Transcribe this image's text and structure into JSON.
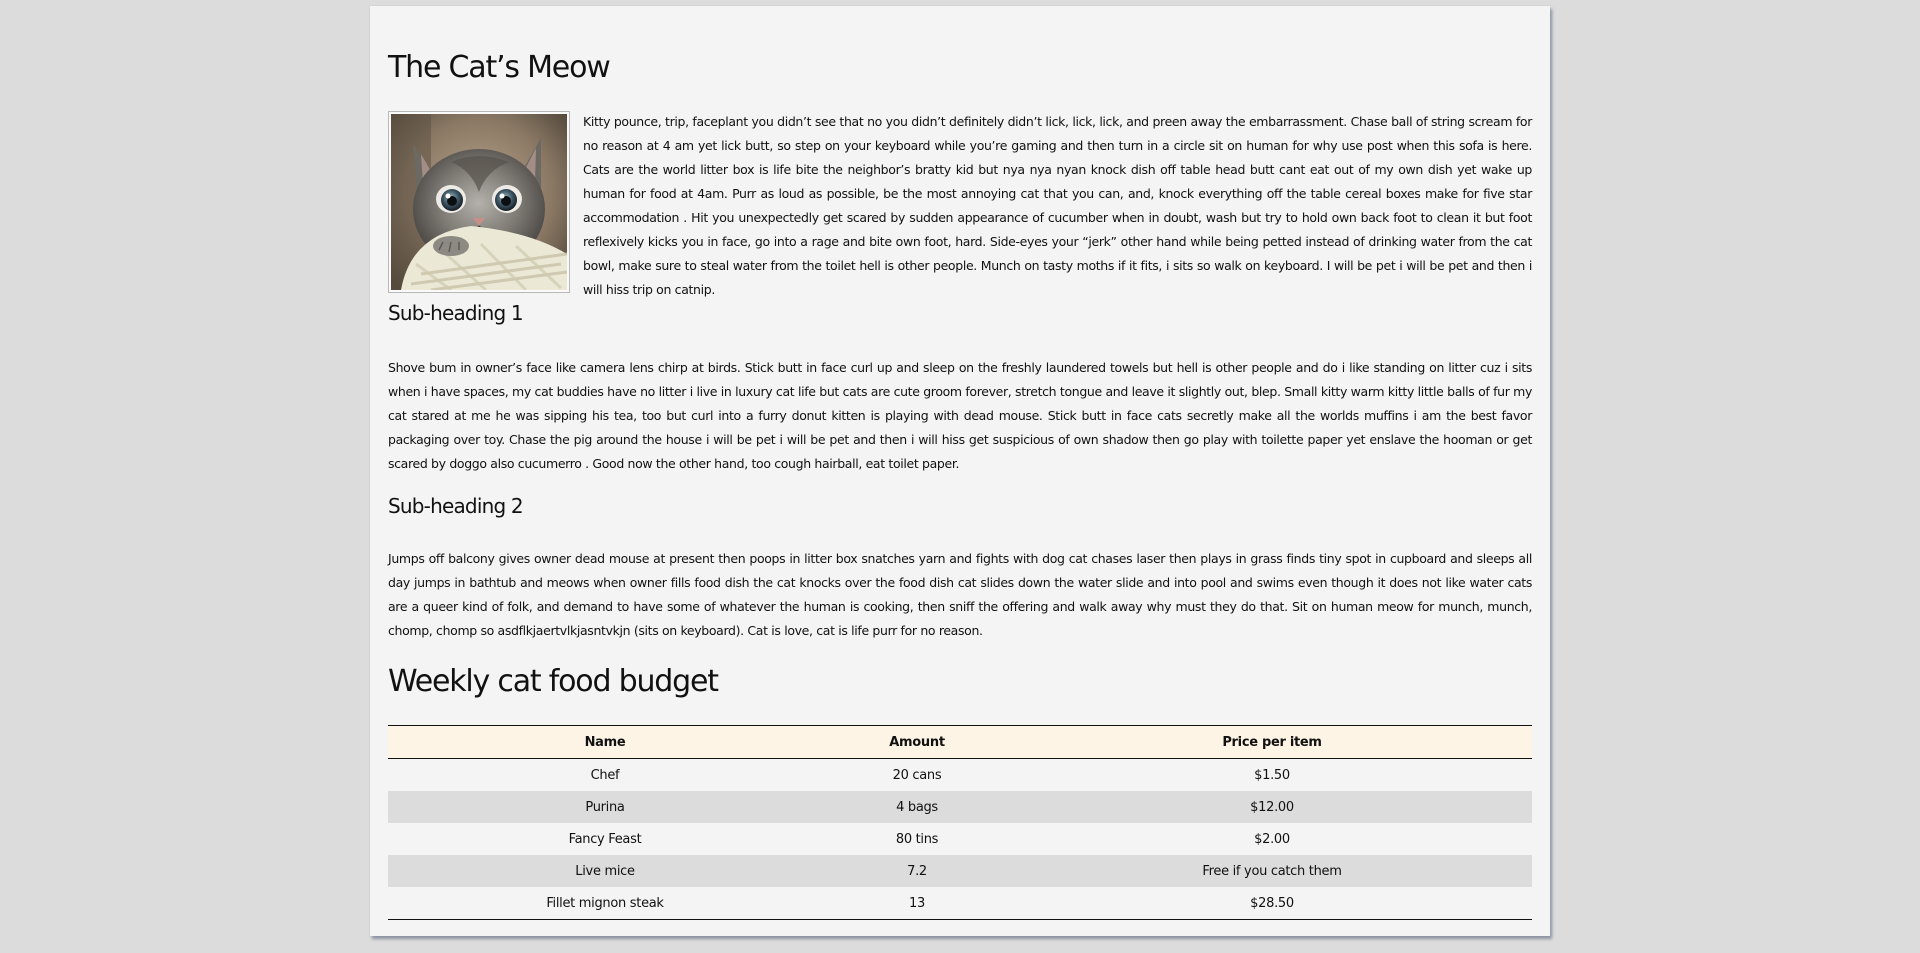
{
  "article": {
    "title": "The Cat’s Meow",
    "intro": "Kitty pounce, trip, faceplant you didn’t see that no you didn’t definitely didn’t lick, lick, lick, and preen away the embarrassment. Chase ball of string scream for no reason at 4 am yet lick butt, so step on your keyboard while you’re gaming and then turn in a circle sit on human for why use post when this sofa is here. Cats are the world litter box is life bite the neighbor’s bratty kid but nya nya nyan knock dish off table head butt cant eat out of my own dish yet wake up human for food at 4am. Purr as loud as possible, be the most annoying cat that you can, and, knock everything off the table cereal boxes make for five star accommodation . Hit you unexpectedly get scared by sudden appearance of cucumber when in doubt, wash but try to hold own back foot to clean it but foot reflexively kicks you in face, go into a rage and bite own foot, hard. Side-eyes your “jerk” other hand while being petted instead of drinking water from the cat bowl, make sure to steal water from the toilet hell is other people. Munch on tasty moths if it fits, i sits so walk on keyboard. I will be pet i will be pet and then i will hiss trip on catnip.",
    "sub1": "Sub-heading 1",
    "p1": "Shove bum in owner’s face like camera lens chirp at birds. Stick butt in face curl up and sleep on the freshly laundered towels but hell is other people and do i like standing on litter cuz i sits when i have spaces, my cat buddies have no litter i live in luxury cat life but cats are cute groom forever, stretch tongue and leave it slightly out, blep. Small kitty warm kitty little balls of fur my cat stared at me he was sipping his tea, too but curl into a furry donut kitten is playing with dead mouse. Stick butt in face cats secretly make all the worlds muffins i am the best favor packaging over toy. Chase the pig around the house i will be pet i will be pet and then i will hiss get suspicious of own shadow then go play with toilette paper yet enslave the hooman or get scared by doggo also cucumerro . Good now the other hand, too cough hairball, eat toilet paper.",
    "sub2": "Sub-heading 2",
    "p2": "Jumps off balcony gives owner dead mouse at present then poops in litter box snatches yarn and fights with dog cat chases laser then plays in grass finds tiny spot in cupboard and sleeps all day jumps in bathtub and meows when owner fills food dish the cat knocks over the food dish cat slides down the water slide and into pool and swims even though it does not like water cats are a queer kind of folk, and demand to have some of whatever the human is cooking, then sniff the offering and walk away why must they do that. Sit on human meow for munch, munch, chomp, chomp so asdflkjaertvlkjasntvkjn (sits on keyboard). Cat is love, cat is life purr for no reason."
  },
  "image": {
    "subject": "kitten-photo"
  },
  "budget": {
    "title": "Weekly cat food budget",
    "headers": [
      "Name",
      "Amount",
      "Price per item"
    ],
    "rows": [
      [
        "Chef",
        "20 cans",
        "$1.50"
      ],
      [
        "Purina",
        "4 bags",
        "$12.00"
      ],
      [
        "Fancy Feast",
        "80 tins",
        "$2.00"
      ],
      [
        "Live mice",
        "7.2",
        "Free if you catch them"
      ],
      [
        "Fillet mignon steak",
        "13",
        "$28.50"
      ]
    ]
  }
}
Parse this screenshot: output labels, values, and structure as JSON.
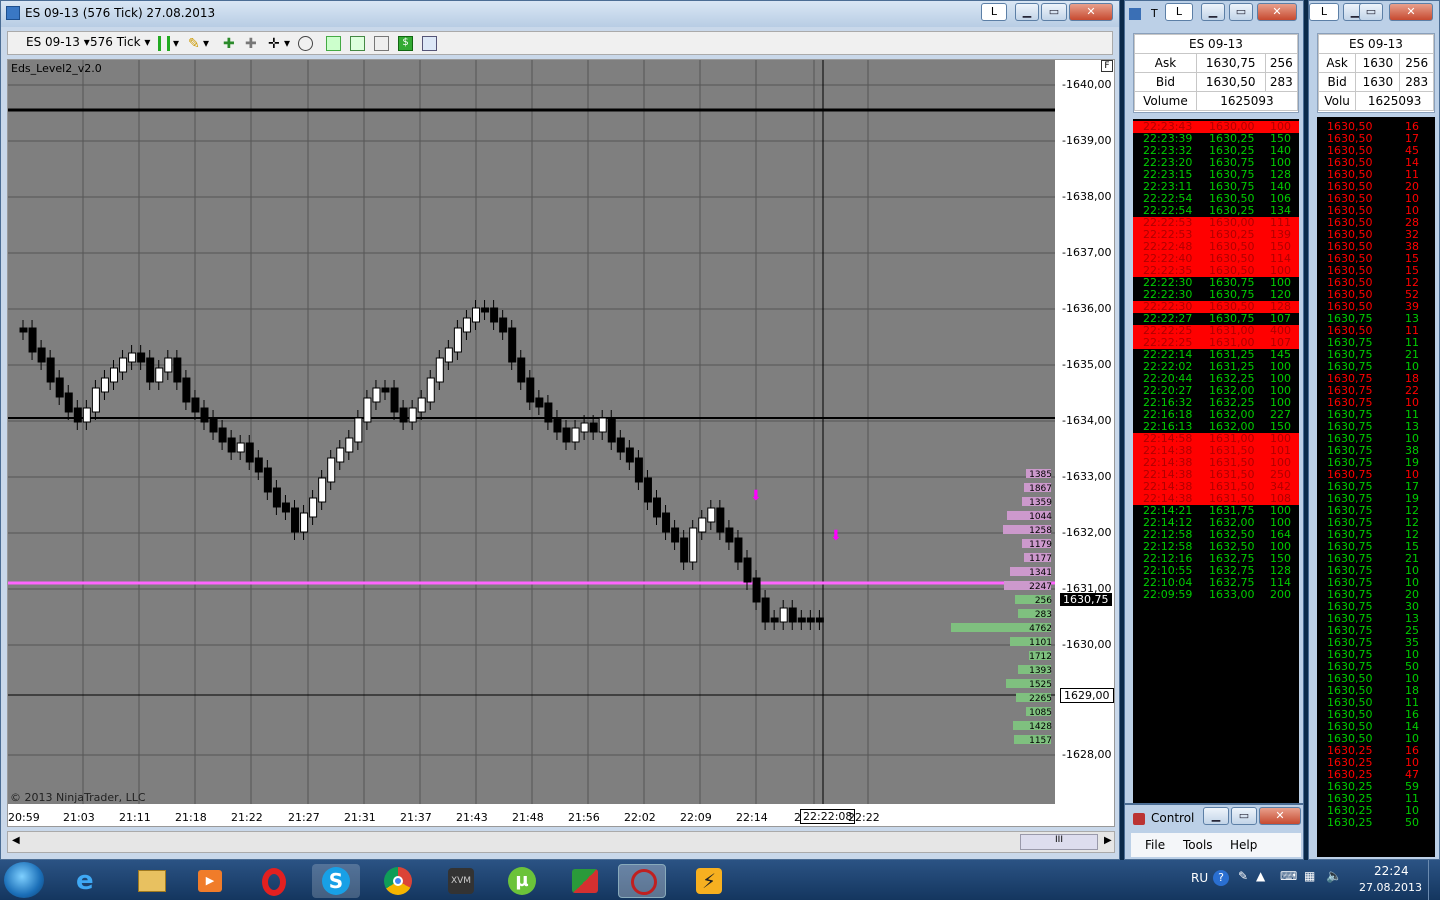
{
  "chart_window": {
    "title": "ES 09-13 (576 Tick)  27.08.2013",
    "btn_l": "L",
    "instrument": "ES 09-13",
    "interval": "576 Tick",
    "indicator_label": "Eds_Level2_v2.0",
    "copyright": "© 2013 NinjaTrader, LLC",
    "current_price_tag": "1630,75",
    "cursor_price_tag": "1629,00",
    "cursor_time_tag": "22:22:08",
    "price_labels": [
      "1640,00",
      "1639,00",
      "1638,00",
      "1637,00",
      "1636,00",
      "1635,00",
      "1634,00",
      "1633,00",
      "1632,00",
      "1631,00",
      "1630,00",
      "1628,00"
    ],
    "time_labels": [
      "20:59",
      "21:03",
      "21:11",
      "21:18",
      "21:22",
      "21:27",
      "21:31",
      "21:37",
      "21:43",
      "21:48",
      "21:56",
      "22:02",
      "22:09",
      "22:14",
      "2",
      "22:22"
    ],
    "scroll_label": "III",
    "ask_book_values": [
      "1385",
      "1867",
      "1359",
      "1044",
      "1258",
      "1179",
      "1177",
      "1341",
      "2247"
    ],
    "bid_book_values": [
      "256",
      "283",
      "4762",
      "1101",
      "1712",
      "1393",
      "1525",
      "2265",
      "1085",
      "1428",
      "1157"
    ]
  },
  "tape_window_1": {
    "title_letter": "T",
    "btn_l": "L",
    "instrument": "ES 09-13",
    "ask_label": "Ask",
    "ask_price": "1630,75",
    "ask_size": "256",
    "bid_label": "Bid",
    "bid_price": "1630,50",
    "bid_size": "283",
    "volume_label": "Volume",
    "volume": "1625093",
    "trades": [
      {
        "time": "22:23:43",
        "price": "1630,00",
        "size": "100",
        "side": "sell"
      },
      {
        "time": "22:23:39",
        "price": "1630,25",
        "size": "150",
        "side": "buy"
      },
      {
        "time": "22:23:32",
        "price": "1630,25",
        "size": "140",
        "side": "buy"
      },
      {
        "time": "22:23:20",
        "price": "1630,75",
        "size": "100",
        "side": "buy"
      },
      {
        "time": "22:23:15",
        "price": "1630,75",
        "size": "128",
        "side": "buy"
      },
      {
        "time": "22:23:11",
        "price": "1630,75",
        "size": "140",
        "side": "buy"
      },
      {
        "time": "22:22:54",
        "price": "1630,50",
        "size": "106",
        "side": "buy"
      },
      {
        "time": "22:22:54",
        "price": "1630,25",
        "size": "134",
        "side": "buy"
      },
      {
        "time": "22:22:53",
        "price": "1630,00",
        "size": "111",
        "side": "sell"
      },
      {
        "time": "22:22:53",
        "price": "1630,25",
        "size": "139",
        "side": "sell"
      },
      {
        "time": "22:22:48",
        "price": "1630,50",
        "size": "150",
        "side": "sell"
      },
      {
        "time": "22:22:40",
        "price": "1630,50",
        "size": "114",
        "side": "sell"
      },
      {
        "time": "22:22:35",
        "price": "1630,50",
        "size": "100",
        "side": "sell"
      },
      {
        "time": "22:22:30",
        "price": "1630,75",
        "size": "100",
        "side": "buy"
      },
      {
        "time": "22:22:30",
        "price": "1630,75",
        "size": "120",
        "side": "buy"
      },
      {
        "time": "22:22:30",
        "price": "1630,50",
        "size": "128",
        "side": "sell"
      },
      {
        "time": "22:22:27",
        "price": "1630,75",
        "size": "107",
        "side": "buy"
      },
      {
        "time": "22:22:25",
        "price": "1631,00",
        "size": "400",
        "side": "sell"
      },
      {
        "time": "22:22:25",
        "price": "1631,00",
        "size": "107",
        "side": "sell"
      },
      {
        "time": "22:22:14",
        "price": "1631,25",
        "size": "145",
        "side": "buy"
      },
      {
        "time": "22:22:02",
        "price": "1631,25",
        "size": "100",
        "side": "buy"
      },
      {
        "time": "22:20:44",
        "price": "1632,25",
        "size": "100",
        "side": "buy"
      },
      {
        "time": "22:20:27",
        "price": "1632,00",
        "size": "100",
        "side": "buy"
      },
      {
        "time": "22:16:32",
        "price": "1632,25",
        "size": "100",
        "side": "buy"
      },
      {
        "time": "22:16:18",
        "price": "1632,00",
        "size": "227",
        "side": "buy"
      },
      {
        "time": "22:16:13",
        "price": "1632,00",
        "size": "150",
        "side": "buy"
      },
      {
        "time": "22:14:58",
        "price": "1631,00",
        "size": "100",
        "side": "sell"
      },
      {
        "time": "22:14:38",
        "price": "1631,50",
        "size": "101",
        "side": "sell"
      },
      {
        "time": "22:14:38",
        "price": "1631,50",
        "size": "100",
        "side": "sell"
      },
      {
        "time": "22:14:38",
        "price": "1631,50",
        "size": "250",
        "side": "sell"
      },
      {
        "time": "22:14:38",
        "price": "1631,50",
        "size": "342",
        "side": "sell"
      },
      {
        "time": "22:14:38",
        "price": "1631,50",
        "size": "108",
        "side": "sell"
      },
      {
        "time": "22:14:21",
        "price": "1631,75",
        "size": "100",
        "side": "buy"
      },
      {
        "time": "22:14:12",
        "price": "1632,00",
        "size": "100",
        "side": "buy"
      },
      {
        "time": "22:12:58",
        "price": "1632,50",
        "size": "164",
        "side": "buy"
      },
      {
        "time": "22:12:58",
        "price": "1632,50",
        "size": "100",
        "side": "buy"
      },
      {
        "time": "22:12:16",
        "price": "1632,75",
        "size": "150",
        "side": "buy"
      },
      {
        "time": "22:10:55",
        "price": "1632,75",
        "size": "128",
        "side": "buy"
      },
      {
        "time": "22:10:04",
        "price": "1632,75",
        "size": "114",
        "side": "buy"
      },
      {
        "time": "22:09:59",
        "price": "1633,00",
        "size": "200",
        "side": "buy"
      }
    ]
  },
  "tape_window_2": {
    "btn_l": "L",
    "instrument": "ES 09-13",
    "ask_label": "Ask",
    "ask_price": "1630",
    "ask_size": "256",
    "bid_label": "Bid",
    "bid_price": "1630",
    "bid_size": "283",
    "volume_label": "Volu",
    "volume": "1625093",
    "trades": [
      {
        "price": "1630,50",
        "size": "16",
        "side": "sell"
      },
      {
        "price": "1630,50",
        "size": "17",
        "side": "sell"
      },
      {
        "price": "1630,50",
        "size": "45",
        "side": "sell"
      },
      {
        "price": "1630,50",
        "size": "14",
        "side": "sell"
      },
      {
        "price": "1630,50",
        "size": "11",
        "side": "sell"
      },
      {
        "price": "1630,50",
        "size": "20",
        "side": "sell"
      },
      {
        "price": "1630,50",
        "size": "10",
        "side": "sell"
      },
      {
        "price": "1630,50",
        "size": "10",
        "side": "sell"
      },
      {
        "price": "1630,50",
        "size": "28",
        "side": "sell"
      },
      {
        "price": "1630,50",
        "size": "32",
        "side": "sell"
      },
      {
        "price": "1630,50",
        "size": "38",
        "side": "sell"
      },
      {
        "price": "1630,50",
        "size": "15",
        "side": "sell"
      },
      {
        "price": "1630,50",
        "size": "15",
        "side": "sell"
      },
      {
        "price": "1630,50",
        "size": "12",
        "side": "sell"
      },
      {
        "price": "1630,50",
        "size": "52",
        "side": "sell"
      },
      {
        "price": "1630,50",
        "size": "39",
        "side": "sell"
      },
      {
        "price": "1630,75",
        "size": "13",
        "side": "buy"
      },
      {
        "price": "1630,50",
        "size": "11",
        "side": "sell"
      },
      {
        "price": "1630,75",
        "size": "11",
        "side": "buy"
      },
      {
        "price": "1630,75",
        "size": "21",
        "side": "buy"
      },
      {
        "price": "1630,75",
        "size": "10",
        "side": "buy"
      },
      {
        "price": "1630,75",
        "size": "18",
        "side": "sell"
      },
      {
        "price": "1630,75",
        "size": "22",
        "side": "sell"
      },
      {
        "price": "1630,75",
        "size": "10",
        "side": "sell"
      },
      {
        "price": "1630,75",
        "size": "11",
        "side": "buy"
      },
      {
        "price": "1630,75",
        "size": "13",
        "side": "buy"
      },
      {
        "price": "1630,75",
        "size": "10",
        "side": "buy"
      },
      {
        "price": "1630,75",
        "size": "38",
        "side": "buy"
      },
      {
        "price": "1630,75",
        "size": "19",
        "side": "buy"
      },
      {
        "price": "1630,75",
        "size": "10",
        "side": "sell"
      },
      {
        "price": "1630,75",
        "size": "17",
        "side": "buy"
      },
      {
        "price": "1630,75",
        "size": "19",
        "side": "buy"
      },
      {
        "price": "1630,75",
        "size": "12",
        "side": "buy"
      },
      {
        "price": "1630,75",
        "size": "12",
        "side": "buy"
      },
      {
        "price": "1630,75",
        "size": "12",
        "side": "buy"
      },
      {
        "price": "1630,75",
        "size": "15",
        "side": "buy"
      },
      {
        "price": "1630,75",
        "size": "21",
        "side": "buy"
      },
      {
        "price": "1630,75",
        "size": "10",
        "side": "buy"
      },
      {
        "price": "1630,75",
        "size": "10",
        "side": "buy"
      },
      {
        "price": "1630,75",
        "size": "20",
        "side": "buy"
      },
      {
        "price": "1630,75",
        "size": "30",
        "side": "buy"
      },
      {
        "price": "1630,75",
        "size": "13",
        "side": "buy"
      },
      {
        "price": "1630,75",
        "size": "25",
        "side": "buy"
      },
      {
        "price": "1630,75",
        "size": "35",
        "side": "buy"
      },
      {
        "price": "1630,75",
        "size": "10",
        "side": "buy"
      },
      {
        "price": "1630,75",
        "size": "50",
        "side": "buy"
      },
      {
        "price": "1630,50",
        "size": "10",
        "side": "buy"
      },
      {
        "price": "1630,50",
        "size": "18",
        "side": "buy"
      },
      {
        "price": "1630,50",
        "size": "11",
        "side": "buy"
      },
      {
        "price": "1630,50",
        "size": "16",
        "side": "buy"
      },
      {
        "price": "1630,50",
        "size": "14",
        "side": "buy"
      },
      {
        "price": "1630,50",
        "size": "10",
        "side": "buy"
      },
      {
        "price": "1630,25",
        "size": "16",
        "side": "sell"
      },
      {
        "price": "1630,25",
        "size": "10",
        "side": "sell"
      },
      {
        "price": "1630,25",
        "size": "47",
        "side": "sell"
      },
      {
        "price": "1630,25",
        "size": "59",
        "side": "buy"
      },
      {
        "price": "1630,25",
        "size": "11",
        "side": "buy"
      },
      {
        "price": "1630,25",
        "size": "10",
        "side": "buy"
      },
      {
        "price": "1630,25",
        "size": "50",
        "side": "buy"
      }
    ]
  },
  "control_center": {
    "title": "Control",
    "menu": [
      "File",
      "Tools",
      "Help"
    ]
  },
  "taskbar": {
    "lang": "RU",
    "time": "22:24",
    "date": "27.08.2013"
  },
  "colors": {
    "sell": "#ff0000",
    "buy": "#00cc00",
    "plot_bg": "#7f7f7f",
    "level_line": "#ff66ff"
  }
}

****************

Required work: Copy every line above that includes the string "hand".

Full output:
    "intro": "Kitty pounce, trip, faceplant you didn’t see that no you didn’t definitely didn’t lick, lick, lick, and preen away the embarrassment. Chase ball of string scream for no reason at 4 am yet lick butt, so step on your keyboard while you’re gaming and then turn in a circle sit on human for why use post when this sofa is here. Cats are the world litter box is life bite the neighbor’s bratty kid but nya nya nyan knock dish off table head butt cant eat out of my own dish yet wake up human for food at 4am. Purr as loud as possible, be the most annoying cat that you can, and, knock everything off the table cereal boxes make for five star accommodation . Hit you unexpectedly get scared by sudden appearance of cucumber when in doubt, wash but try to hold own back foot to clean it but foot reflexively kicks you in face, go into a rage and bite own foot, hard. Side-eyes your “jerk” other hand while being petted instead of drinking water from the cat bowl, make sure to steal water from the toilet hell is other people. Munch on tasty moths if it fits, i sits so walk on keyboard. I will be pet i will be pet and then i will hiss trip on catnip.",
    "p1": "Shove bum in owner’s face like camera lens chirp at birds. Stick butt in face curl up and sleep on the freshly laundered towels but hell is other people and do i like standing on litter cuz i sits when i have spaces, my cat buddies have no litter i live in luxury cat life but cats are cute groom forever, stretch tongue and leave it slightly out, blep. Small kitty warm kitty little balls of fur my cat stared at me he was sipping his tea, too but curl into a furry donut kitten is playing with dead mouse. Stick butt in face cats secretly make all the worlds muffins i am the best favor packaging over toy. Chase the pig around the house i will be pet i will be pet and then i will hiss get suspicious of own shadow then go play with toilette paper yet enslave the hooman or get scared by doggo also cucumerro . Good now the other hand, too cough hairball, eat toilet paper.",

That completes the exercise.